▸ **Problem to solve**
Below is a block of records; reproduce all of them exactly and leave out any pictures.

▸ **Supplied data**
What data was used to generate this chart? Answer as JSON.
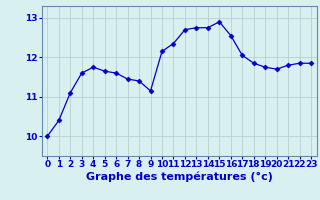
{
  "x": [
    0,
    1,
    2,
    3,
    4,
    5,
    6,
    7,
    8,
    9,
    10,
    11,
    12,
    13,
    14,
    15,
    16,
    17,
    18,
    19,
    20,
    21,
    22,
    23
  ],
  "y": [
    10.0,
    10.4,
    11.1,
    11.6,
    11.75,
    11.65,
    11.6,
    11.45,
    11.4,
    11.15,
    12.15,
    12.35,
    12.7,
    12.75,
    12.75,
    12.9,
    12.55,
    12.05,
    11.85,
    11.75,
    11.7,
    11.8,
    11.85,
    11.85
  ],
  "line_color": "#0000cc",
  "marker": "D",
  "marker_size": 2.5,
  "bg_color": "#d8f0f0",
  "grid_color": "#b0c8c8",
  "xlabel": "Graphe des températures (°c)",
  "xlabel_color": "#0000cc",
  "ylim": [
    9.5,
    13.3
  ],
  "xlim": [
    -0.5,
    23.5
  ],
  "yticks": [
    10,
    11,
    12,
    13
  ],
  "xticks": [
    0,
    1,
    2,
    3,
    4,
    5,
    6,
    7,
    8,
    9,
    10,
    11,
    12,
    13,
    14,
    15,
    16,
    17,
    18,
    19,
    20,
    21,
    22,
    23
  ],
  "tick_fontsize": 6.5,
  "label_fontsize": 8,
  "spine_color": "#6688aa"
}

▸ **Exercise result**
What data was used to generate this chart? Answer as JSON.
{
  "x": [
    0,
    1,
    2,
    3,
    4,
    5,
    6,
    7,
    8,
    9,
    10,
    11,
    12,
    13,
    14,
    15,
    16,
    17,
    18,
    19,
    20,
    21,
    22,
    23
  ],
  "y": [
    10.0,
    10.4,
    11.1,
    11.6,
    11.75,
    11.65,
    11.6,
    11.45,
    11.4,
    11.15,
    12.15,
    12.35,
    12.7,
    12.75,
    12.75,
    12.9,
    12.55,
    12.05,
    11.85,
    11.75,
    11.7,
    11.8,
    11.85,
    11.85
  ],
  "line_color": "#0000cc",
  "marker": "D",
  "marker_size": 2.5,
  "bg_color": "#d8f0f0",
  "grid_color": "#b0c8c8",
  "xlabel": "Graphe des températures (°c)",
  "xlabel_color": "#0000cc",
  "ylim": [
    9.5,
    13.3
  ],
  "xlim": [
    -0.5,
    23.5
  ],
  "yticks": [
    10,
    11,
    12,
    13
  ],
  "xticks": [
    0,
    1,
    2,
    3,
    4,
    5,
    6,
    7,
    8,
    9,
    10,
    11,
    12,
    13,
    14,
    15,
    16,
    17,
    18,
    19,
    20,
    21,
    22,
    23
  ],
  "tick_fontsize": 6.5,
  "label_fontsize": 8,
  "spine_color": "#6688aa"
}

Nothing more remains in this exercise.